Stated task: Reproduce the material below word for word, starting at its first line and ending with the line that contains "boundary-cut-button[interactable]: Boundary Cut". Include both of those lines.
BEGIN
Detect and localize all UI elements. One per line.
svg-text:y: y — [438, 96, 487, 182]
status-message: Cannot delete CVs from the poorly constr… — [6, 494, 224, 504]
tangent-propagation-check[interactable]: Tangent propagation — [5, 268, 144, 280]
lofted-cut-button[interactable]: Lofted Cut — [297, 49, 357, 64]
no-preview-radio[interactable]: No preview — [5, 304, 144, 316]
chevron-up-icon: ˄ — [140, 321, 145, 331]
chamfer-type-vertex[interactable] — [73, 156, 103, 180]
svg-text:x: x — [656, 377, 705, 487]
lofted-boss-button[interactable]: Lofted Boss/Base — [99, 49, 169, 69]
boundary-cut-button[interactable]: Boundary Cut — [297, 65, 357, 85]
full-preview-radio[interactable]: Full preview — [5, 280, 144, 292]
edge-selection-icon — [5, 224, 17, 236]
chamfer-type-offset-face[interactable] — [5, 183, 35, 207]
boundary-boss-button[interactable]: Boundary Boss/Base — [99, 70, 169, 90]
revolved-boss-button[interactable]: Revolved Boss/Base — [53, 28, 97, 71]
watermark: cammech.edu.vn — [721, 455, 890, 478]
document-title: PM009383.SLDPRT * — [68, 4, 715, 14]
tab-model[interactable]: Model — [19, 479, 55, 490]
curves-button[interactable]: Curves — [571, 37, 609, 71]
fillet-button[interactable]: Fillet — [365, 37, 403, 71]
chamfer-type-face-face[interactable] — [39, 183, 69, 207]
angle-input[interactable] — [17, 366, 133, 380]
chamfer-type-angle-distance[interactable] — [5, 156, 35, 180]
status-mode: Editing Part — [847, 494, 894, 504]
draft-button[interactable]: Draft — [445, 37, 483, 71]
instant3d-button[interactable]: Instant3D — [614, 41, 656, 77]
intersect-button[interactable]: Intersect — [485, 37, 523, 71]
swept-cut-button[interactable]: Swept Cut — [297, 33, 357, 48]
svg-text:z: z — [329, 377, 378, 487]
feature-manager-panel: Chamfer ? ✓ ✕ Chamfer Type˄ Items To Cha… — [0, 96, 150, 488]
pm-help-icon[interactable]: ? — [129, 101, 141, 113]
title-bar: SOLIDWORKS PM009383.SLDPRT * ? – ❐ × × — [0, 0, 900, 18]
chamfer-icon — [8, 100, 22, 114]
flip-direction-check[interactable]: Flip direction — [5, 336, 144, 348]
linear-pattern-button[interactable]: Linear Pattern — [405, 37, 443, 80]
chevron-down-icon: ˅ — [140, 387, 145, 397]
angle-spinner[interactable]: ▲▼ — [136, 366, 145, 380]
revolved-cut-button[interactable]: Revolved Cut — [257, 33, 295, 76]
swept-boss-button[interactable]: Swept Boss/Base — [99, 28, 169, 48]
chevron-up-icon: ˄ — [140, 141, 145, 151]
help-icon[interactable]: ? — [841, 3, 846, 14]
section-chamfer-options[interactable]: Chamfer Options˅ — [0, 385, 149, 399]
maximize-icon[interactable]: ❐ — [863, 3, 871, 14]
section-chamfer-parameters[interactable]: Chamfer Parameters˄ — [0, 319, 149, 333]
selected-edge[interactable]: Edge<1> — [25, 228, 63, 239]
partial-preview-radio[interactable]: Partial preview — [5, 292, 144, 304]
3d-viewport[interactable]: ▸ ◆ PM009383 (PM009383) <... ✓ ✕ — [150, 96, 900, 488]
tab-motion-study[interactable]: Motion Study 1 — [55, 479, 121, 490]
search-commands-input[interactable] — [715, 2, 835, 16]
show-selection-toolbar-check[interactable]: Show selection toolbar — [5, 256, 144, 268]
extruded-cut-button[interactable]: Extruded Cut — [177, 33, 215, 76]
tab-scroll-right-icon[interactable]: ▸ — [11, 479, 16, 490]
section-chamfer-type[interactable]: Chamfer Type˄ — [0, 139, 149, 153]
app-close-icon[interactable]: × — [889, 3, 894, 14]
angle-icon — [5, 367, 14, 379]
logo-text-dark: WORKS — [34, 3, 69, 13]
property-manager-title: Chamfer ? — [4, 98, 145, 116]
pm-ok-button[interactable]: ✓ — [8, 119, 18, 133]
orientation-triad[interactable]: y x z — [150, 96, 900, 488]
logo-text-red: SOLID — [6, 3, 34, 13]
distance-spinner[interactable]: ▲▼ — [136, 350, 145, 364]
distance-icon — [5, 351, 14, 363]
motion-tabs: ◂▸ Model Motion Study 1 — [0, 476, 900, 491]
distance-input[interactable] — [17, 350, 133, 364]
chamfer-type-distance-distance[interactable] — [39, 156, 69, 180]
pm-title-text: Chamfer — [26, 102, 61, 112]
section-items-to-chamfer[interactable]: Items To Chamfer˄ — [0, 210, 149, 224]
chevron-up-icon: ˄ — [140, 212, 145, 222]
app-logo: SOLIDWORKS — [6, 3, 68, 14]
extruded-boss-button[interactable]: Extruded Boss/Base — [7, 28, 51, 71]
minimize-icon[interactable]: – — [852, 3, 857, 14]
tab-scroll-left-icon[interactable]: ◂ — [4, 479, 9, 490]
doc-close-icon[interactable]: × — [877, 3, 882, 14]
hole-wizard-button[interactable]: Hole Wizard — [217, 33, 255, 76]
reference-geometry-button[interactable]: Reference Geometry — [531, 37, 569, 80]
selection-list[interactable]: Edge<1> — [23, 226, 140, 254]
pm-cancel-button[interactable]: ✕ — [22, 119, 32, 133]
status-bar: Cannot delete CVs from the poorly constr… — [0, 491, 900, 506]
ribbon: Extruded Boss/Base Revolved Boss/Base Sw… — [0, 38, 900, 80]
END
Written response:
Detect and localize all UI elements. One per line.
svg-text:y: y — [438, 96, 487, 182]
status-message: Cannot delete CVs from the poorly constr… — [6, 494, 224, 504]
tangent-propagation-check[interactable]: Tangent propagation — [5, 268, 144, 280]
lofted-cut-button[interactable]: Lofted Cut — [297, 49, 357, 64]
no-preview-radio[interactable]: No preview — [5, 304, 144, 316]
chevron-up-icon: ˄ — [140, 321, 145, 331]
chamfer-type-vertex[interactable] — [73, 156, 103, 180]
svg-text:x: x — [656, 377, 705, 487]
lofted-boss-button[interactable]: Lofted Boss/Base — [99, 49, 169, 69]
boundary-cut-button[interactable]: Boundary Cut — [297, 65, 357, 85]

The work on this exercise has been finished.